▸ Directive: Work out how many lines have "name" in them. Give only that number.

▸ Stored records:
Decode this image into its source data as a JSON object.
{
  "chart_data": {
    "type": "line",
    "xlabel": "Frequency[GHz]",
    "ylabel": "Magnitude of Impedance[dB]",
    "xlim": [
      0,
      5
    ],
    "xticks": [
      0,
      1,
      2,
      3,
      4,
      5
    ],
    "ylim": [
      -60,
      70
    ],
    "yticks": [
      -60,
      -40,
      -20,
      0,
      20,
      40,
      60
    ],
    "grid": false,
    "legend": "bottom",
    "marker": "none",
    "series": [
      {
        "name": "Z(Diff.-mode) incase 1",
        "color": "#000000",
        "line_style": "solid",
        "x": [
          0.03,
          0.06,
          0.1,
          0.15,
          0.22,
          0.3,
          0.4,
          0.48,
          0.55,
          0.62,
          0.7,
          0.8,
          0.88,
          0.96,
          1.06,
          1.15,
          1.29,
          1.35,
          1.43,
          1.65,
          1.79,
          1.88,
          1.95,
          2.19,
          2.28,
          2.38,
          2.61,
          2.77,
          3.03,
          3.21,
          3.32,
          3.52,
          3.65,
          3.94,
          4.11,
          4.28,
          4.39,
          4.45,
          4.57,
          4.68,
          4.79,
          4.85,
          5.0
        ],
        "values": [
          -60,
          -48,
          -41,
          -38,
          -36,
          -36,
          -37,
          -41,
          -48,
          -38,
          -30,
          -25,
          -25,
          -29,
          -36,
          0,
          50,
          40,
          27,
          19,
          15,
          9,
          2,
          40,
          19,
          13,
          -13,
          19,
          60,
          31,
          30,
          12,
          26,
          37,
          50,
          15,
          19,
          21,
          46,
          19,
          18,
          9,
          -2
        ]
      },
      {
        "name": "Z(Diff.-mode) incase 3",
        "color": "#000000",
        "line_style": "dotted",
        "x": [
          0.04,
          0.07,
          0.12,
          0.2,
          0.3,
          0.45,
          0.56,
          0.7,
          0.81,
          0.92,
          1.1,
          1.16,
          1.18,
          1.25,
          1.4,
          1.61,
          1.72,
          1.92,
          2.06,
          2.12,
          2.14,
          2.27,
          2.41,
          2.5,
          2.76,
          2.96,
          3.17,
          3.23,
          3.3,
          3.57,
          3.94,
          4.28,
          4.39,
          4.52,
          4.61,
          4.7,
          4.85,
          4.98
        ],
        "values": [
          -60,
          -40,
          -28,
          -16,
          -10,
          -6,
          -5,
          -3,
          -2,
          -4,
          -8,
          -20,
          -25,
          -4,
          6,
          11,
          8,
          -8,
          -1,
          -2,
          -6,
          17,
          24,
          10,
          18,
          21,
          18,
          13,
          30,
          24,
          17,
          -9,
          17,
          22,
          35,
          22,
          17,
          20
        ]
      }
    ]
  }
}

▸ Solution for this problem: 2